- **Set exercise**
Without the pictures, can you quote each line below exactly?

[start]

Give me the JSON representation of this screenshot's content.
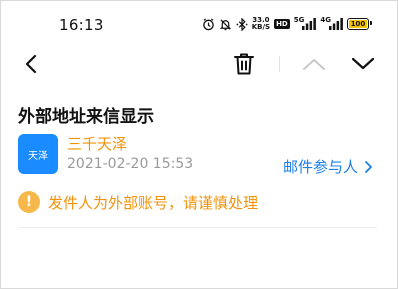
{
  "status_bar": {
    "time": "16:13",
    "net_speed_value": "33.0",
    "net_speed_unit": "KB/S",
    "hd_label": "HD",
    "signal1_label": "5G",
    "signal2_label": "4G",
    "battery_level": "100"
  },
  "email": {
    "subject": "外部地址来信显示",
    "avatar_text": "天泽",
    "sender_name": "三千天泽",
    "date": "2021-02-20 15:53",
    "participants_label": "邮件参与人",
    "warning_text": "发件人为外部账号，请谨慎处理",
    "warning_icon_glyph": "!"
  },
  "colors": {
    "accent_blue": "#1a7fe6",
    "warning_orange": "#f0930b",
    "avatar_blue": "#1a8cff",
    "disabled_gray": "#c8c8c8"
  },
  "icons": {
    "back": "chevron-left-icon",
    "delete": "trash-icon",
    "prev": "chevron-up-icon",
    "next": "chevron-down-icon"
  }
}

[end]

- **Finished exercise**
Give me the JSON representation of this screenshot's content.
{
  "status_bar": {
    "time": "16:13",
    "net_speed_value": "33.0",
    "net_speed_unit": "KB/S",
    "hd_label": "HD",
    "signal1_label": "5G",
    "signal2_label": "4G",
    "battery_level": "100"
  },
  "email": {
    "subject": "外部地址来信显示",
    "avatar_text": "天泽",
    "sender_name": "三千天泽",
    "date": "2021-02-20 15:53",
    "participants_label": "邮件参与人",
    "warning_text": "发件人为外部账号，请谨慎处理",
    "warning_icon_glyph": "!"
  },
  "colors": {
    "accent_blue": "#1a7fe6",
    "warning_orange": "#f0930b",
    "avatar_blue": "#1a8cff",
    "disabled_gray": "#c8c8c8"
  },
  "icons": {
    "back": "chevron-left-icon",
    "delete": "trash-icon",
    "prev": "chevron-up-icon",
    "next": "chevron-down-icon"
  }
}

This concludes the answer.